### WRITTEN TASK
Tally every line of the listing where the string "Savoia" is found, and state the total alone.

### TASK INPUT

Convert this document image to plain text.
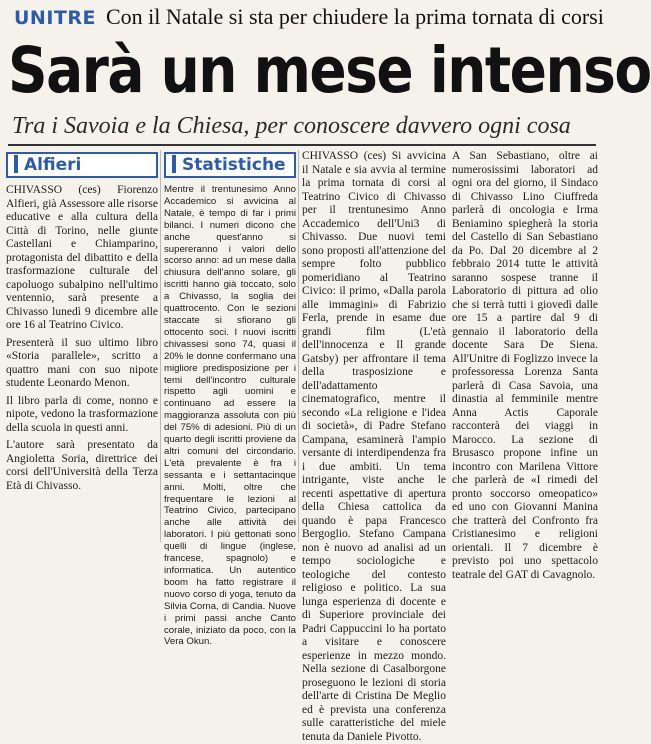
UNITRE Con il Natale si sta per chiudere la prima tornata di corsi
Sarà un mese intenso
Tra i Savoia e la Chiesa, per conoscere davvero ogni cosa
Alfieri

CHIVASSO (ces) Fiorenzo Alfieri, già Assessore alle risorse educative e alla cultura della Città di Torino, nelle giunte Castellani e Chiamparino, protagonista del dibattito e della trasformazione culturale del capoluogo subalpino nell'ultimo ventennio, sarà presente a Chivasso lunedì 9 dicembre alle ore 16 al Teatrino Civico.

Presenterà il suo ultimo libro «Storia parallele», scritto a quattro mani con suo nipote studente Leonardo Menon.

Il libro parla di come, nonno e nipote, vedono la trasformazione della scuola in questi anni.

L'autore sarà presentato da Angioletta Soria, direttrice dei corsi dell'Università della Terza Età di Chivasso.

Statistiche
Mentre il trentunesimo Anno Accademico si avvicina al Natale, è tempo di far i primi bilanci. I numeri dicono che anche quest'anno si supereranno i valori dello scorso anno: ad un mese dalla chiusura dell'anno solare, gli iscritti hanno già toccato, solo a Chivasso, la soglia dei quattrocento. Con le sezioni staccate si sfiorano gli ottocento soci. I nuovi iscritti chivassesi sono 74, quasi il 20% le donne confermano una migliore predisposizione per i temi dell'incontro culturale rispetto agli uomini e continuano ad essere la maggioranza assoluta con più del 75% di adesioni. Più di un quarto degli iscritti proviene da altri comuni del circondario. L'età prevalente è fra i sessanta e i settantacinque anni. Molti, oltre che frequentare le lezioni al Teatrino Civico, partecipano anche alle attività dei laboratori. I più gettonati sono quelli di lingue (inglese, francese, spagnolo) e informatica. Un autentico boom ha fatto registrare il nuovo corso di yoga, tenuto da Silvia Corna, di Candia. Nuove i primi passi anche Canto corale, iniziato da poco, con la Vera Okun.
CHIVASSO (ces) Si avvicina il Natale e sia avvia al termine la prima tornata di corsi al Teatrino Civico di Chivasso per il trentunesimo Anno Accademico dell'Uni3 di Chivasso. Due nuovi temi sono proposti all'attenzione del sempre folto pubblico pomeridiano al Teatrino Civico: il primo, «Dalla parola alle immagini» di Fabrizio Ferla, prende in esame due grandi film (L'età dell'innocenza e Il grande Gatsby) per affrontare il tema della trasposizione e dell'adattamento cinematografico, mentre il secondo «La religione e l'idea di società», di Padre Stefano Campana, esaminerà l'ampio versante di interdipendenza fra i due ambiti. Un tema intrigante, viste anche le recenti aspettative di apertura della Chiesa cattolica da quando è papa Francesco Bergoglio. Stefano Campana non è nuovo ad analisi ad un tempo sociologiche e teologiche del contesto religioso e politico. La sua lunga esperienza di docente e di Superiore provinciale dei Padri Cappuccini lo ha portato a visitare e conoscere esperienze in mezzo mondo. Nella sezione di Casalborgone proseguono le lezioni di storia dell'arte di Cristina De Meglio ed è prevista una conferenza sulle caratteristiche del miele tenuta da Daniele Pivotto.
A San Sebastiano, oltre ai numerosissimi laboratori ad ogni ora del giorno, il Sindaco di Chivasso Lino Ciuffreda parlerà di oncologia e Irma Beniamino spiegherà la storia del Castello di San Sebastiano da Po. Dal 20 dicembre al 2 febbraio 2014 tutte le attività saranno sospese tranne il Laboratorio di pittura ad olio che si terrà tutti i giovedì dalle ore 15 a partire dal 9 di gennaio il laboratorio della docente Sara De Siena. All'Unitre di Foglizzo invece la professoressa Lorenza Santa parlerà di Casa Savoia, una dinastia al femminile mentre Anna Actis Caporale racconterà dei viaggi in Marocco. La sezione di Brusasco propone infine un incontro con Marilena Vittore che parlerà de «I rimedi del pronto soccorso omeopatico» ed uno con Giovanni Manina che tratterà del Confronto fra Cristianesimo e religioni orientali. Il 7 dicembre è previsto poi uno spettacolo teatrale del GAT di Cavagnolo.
* * *
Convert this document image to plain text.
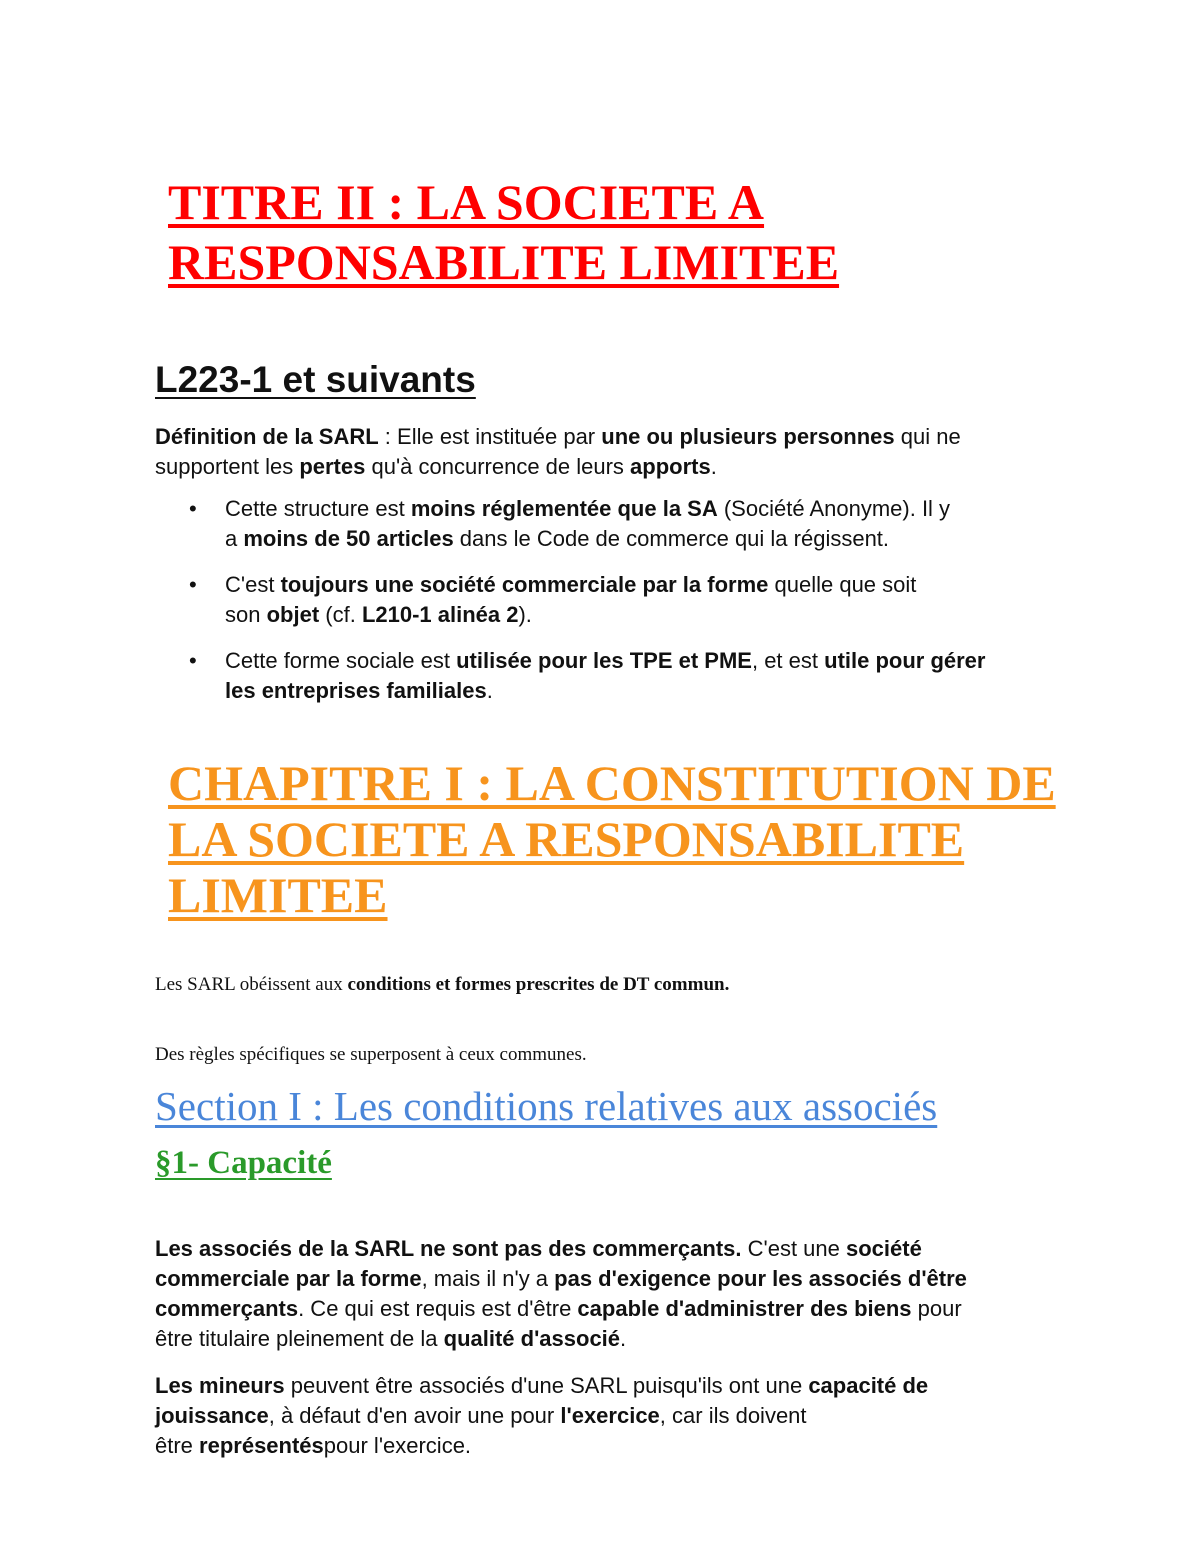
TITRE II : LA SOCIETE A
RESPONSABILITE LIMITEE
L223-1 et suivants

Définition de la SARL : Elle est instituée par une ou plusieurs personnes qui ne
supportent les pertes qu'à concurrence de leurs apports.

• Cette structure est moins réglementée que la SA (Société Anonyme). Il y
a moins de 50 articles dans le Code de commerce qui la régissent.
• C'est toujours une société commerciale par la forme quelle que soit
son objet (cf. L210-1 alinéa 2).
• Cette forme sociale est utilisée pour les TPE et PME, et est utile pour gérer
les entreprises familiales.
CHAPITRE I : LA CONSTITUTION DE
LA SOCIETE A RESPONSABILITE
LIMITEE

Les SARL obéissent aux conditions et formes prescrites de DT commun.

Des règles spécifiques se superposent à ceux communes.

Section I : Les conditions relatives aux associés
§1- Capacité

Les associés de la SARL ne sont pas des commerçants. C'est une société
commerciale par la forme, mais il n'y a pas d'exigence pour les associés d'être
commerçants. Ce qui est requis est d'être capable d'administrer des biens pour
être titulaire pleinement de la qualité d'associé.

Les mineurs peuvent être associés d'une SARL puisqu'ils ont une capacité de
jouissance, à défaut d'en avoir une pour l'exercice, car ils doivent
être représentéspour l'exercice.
...
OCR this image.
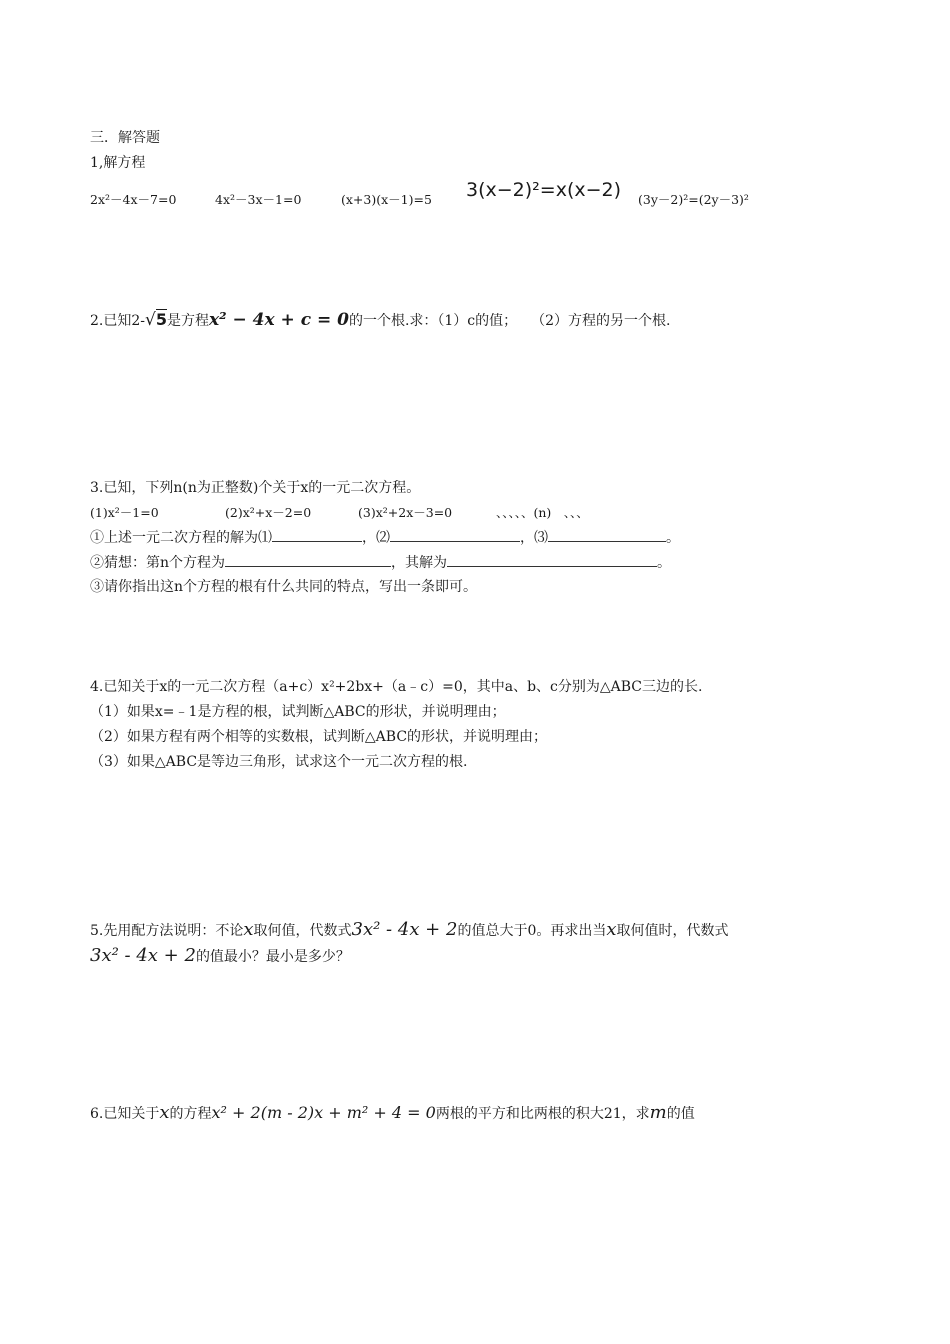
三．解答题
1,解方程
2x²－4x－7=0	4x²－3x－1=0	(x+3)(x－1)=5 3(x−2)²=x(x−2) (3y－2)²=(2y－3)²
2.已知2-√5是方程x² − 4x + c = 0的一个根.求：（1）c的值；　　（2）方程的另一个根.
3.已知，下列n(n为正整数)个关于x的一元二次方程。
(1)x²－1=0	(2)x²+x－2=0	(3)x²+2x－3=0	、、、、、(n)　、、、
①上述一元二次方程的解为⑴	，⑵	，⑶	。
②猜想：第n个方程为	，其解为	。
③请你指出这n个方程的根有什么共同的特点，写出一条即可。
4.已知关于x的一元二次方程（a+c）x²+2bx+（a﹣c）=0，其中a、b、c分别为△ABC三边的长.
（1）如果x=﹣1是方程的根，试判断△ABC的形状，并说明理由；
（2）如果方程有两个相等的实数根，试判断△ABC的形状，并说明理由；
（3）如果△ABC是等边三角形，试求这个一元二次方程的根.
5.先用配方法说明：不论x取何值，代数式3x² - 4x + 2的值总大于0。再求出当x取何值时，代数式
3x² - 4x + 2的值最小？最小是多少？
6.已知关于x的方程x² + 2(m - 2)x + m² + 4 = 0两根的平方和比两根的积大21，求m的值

### EXERCISE OUTPUT
2